Text shown:
The opinions expressed by columnists are their own and do not necessarily represent the views of

Countless American Catholic boys have on some fall Saturday in their young lives been thrilled to witness -- in person, on radio or on TV -- a Notre Dame comeback on the football field.

Now, a rising generation of American Catholics may witness a Notre Dame comeback of a higher order.

This comeback is not about touchdowns and field goals. It is about faith and country.

Our nation is now heading deeper into a cultural war that has already divided our society for decades. Whether Notre Dame's current leadership likes it or not, the school is inextricably involved in this war, which is a conflict over fundamental questions of morality on which the Catholic Church takes an inalterable stand.

There is only one question: Whose side is Notre Dame on? Does she stand with her church on the side of right? Or does she stand with those who would defend the indefensible?

Shall it forevermore be legal in America to kill an unborn child? Shall the government grant cohabitating homosexuals the same legal rights as married couples, including the right to adopt children?

The Catholic position is clear: Abortion and same-sex unions are wrong and must never be legalized.

President Barack Obama's position is equally clear: Abortion should be legal, and homosexual unions should have the same legal status as marriage.

In 2004, the U.S. Conference of Catholic Bishops published a document -- "Catholics in Political Life" -- clearly stating the bishops'

understanding of how Catholic institutions such as Notre Dame should deal with politicians who defy fundamental moral principles.

"The Catholic community and Catholic institutions should not honor those who act in defiance of our fundamental moral principles," said the bishops. "They should not be given awards, honors or platforms which would suggest support for their actions."

Nonetheless, Notre Dame announced on March 20 that Obama would not only give the school's May 17 commencement address, but that he also would receive an honorary doctorate in law.

This threatened to send a scandalous message to every young Catholic in America: The church does not take seriously its own views on the right to life and the sanctity of marriage.

A few years ago, Notre Dame's decision might not have elicited a sustained reaction from American Catholics. Yet, now it seems to have awakened a sleeping giant.

It started with Bishop John D'Arcy of Fort Wayne-South Bend, in whose diocese Notre Dame is located, announcing he would boycott the school's graduation, noting that a bishop "teaches not only by his words -- but by his actions."

Then Cardinal Francis George, president of the U.S. Conference of Catholic Bishops said, "Whatever else is clear, it is clear that Notre Dame didn't understand what it means to be Catholic when they issued this invitation."

Then Bishop Thomas Olmsted of Phoenix sent a letter to the Rev. John Jenkins, Notre Dame's president, stating that Notre Dame's invitation to Obama was "a public act of disobedience to the bishops of the United States."

By the end of April, more than 40 Catholic bishops had spoken up against Notre Dame honoring Obama.

Lay Catholics were being heard, too. The Cardinal Newman Society, an organization dedicated to "renewing and strengthening Catholic identity at America's 224 Catholic colleges and universities," organized a petition campaign asking Jenkins to rescind the invitation to Obama. More than 340,000 people have signed that petition.

Supplied information:
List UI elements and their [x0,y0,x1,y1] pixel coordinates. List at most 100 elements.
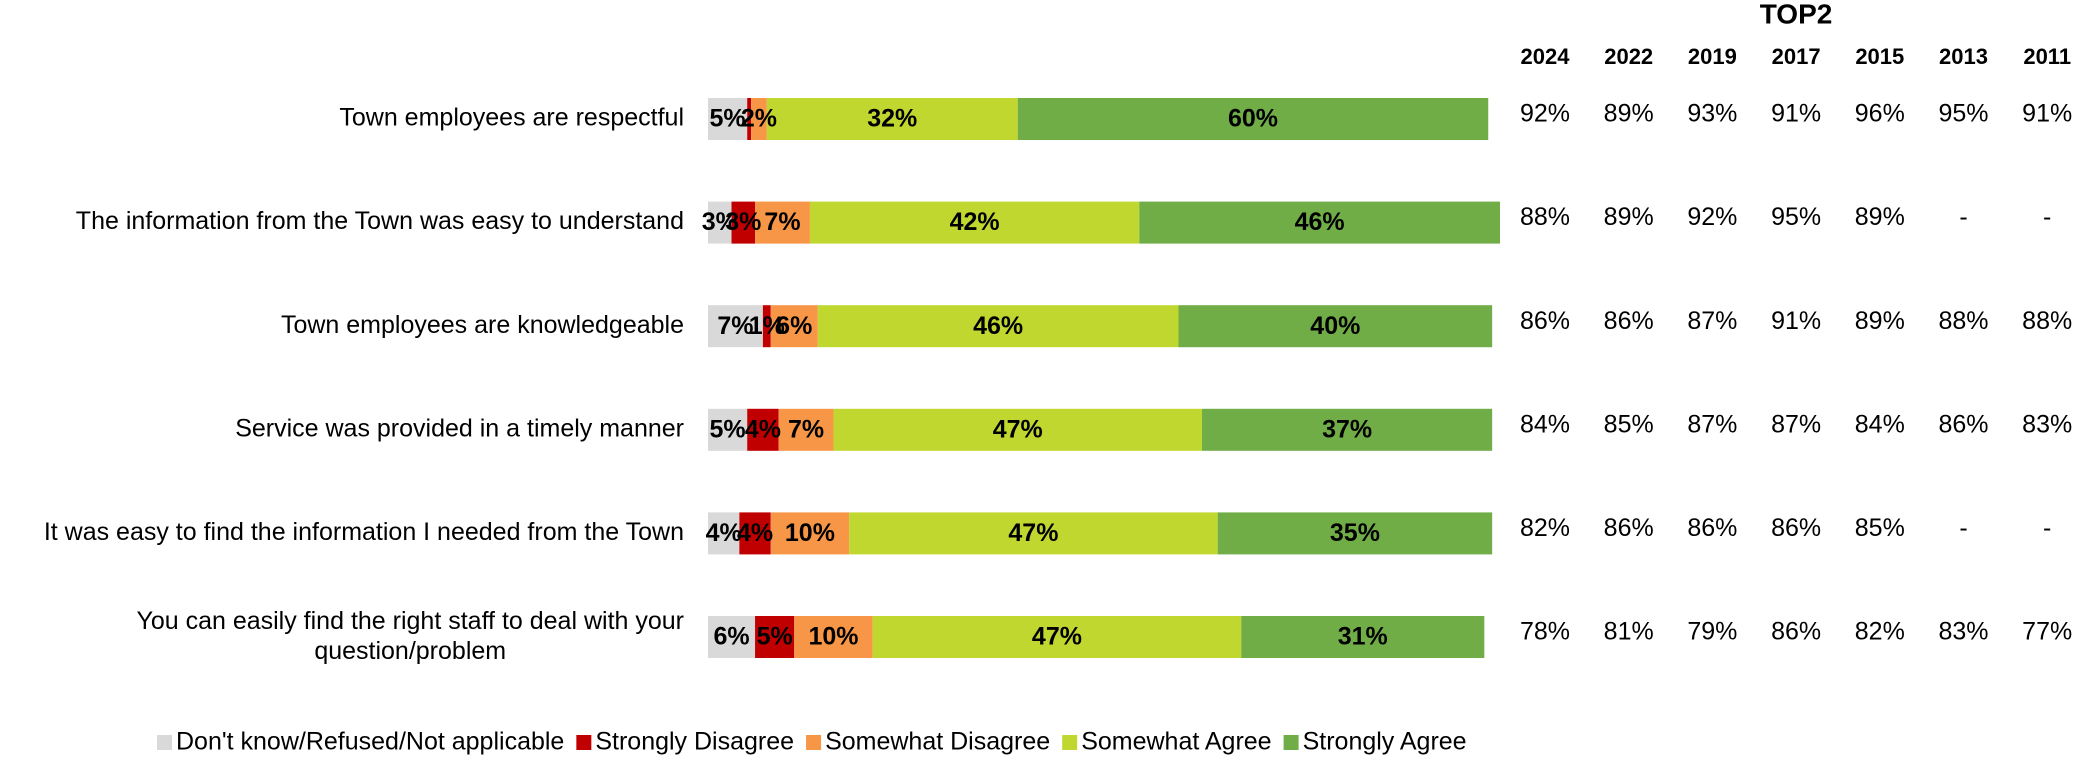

Work instructions:
Using the Notre Dame column above, what are the answers to these?
1. What was the title of the document the U.S. Conference of Catholic Bishops published in 2004?
2. On what date did Notre Dame announce that Obama would give its commencement address?
3. How many people have signed the Cardinal Newman Society's petition?

Written reply:
1. "Catholics in Political Life"
2. March 20
3. More than 340,000